Problem details: Each line from the one that contains "Convert this chart to structured JSON data." to the end of the material must be set down exactly, and no line before it.

Task material:
▬▬▬▬▬▬▬▬▬▬

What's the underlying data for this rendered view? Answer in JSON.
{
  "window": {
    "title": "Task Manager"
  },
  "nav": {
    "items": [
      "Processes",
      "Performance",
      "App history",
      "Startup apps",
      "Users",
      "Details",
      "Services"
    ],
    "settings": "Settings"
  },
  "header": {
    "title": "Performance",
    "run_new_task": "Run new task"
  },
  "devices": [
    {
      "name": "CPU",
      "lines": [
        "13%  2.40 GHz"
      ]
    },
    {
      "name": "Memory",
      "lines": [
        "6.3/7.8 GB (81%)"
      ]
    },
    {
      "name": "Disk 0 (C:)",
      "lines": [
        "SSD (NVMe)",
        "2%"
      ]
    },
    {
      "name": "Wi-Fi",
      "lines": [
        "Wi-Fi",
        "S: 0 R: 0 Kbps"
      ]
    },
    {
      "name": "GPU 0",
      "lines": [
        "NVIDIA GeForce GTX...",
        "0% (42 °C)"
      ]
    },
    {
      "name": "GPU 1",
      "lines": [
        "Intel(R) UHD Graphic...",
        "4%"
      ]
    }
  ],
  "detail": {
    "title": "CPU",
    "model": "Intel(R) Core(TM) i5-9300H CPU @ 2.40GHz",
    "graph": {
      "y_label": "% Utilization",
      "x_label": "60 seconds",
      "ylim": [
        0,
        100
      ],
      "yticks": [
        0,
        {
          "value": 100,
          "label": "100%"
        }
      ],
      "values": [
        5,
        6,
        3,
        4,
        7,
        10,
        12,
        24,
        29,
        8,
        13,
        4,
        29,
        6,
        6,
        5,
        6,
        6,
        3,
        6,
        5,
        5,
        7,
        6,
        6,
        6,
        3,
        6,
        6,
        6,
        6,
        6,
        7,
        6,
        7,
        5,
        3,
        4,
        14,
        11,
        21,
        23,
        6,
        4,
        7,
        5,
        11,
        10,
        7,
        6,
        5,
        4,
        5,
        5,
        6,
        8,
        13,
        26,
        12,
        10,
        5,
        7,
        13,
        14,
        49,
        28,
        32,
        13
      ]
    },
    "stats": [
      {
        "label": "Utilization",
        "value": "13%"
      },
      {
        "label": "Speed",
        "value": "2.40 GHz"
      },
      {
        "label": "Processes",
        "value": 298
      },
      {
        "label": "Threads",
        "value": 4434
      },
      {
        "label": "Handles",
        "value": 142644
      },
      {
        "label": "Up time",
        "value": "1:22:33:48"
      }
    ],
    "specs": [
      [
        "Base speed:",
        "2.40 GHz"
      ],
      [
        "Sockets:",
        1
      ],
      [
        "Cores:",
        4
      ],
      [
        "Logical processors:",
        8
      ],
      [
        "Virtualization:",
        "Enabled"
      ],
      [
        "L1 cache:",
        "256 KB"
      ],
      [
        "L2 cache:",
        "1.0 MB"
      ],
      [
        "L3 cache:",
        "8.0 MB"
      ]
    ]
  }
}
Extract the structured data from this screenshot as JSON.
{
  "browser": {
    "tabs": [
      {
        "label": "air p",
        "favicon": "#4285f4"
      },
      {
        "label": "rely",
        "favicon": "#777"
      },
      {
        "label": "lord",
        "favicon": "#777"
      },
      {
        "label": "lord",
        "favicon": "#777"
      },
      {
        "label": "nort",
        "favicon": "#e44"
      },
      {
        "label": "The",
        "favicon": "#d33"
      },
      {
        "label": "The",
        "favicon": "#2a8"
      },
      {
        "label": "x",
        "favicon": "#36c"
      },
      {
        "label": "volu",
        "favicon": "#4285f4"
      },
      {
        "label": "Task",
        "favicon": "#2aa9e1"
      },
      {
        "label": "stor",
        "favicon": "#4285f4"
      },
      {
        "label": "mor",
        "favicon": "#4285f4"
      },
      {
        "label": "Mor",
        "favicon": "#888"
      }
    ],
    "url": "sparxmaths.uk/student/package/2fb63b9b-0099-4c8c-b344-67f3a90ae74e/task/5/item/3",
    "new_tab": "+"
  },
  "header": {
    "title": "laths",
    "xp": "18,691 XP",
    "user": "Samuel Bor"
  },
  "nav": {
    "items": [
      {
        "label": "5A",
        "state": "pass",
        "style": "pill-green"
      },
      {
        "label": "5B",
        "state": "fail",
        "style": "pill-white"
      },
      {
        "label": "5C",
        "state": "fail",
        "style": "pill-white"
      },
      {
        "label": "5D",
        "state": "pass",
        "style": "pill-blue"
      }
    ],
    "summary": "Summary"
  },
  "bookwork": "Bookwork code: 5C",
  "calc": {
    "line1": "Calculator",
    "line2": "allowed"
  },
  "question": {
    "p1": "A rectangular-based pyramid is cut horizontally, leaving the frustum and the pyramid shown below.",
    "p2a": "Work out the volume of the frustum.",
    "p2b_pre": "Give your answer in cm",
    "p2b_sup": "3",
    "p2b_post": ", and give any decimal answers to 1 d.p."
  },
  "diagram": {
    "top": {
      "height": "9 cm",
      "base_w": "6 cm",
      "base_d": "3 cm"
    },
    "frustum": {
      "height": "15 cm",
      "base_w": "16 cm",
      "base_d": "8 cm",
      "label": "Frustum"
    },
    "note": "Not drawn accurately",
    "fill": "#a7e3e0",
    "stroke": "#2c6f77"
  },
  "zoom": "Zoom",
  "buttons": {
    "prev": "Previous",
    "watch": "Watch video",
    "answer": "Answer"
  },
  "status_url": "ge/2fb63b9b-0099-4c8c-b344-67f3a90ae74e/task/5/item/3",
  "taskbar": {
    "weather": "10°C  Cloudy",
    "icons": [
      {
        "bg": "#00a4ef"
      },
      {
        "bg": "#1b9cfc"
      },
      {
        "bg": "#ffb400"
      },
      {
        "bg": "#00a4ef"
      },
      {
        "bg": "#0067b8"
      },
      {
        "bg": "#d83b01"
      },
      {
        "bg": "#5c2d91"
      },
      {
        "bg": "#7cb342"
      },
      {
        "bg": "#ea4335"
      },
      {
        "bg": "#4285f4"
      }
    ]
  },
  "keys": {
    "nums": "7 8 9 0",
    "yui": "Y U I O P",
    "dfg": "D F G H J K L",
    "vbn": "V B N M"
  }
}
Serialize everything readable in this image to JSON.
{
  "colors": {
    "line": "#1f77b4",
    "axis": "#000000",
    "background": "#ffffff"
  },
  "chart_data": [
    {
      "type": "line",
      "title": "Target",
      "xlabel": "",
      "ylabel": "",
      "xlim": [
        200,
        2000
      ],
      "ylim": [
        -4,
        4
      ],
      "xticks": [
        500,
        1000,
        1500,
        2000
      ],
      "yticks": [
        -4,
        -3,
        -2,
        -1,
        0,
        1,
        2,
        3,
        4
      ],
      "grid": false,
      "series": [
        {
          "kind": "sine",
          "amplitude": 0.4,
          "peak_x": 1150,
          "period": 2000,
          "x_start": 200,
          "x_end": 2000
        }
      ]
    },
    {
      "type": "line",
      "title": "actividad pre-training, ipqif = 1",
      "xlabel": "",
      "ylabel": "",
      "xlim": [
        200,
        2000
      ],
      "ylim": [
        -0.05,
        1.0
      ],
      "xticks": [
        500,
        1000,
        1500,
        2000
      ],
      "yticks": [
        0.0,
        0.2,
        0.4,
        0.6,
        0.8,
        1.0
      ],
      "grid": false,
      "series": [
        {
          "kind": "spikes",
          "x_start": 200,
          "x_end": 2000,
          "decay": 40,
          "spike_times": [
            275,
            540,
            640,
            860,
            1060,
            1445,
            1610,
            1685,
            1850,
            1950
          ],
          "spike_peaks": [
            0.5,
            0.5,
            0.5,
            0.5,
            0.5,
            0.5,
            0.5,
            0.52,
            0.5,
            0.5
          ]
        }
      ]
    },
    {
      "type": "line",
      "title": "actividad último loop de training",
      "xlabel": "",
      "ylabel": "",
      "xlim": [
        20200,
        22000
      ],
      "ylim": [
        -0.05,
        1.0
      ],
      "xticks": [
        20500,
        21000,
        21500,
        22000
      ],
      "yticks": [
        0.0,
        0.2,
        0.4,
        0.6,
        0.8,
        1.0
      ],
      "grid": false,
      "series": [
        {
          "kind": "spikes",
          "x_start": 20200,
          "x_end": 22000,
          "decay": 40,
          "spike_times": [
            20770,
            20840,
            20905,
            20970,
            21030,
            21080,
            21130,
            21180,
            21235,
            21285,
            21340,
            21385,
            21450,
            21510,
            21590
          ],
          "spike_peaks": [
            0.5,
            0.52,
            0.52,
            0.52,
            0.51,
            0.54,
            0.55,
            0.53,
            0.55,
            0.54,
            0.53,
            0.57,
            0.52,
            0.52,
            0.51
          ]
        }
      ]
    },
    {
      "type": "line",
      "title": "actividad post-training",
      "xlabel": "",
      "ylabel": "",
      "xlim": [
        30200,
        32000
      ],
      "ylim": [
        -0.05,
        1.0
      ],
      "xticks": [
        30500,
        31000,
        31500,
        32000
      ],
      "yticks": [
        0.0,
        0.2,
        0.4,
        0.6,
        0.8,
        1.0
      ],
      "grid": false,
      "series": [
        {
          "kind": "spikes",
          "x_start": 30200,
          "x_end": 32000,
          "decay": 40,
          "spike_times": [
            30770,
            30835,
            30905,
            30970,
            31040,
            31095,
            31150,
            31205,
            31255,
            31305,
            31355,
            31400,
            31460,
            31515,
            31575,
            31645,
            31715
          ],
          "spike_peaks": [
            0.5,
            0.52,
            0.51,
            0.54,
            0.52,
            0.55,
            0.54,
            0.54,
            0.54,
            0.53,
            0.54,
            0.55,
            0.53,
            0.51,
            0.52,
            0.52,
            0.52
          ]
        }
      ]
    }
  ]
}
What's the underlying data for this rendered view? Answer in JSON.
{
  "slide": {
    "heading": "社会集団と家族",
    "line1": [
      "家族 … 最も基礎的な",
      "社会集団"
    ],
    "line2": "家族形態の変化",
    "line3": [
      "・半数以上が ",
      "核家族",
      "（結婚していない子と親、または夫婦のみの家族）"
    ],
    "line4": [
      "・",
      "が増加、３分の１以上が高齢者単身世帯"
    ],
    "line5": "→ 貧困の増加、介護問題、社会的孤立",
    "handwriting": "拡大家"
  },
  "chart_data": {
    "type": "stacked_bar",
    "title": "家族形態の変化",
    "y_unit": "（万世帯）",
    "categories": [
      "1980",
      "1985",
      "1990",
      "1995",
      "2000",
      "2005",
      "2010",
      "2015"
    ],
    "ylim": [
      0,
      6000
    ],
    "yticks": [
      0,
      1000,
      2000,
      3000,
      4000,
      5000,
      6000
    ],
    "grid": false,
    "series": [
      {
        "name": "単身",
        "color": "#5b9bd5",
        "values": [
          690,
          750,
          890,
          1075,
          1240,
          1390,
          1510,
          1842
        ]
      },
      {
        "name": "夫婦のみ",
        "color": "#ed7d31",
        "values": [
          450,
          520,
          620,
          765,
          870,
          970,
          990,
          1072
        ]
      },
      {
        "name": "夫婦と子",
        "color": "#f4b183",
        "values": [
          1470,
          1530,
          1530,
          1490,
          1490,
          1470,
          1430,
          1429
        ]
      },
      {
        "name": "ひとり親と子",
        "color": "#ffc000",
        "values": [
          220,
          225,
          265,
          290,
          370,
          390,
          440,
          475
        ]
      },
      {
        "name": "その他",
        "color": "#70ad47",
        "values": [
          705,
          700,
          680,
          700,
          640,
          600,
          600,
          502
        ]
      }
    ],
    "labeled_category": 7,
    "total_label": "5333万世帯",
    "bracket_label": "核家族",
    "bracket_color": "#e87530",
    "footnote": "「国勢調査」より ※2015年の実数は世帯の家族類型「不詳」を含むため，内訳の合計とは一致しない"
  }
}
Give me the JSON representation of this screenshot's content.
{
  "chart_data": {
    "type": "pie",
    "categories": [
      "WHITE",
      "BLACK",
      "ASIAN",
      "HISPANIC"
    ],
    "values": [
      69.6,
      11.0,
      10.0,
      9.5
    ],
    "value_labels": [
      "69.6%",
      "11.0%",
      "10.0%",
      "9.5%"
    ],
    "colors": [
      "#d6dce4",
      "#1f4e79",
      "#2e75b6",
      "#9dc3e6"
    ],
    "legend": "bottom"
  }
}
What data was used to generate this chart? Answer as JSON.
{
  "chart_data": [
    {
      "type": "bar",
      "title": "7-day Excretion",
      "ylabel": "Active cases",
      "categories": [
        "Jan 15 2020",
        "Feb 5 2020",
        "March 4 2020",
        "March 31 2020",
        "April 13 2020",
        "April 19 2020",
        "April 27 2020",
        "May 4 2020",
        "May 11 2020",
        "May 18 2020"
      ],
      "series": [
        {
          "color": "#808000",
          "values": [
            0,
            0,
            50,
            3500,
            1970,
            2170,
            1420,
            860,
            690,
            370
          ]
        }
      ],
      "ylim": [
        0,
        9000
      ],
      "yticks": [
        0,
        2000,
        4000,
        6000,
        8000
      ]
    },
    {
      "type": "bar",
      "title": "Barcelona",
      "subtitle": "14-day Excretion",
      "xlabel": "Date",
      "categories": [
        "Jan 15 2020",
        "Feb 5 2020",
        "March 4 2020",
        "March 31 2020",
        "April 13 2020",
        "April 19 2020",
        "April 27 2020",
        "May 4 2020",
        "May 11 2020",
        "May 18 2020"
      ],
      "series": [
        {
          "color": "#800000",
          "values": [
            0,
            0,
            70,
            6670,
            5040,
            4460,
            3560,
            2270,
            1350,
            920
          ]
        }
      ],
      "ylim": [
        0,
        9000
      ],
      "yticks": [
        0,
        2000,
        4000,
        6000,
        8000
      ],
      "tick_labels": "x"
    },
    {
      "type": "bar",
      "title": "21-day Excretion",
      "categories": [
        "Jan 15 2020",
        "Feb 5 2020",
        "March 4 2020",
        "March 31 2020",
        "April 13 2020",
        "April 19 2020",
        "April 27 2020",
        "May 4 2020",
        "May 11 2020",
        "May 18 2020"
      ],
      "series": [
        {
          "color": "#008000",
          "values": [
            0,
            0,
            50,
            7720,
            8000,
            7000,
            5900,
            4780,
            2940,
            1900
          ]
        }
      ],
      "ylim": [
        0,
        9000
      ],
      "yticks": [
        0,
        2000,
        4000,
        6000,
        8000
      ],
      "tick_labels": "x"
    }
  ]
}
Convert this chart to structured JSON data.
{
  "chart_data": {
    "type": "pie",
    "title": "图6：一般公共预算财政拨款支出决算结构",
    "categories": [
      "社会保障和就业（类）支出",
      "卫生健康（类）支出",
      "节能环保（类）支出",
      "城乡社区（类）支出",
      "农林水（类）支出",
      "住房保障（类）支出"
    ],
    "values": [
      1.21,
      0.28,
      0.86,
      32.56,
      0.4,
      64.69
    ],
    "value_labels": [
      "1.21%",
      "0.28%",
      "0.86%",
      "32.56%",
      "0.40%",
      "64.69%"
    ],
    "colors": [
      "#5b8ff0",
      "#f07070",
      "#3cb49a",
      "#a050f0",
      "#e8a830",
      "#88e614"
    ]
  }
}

▬▬▬▬▬▬▬▬▬▬

Exercise result:
Convert this chart to structured JSON data.
{
  "chart_data": {
    "type": "pie",
    "title": "图6：一般公共预算财政拨款支出决算结构",
    "categories": [
      "社会保障和就业（类）支出",
      "卫生健康（类）支出",
      "节能环保（类）支出",
      "城乡社区（类）支出",
      "农林水（类）支出",
      "住房保障（类）支出"
    ],
    "values": [
      1.21,
      0.28,
      0.86,
      32.56,
      0.4,
      64.69
    ],
    "value_labels": [
      "1.21%",
      "0.28%",
      "0.86%",
      "32.56%",
      "0.40%",
      "64.69%"
    ],
    "colors": [
      "#5b8ff0",
      "#f07070",
      "#3cb49a",
      "#a050f0",
      "#e8a830",
      "#88e614"
    ]
  }
}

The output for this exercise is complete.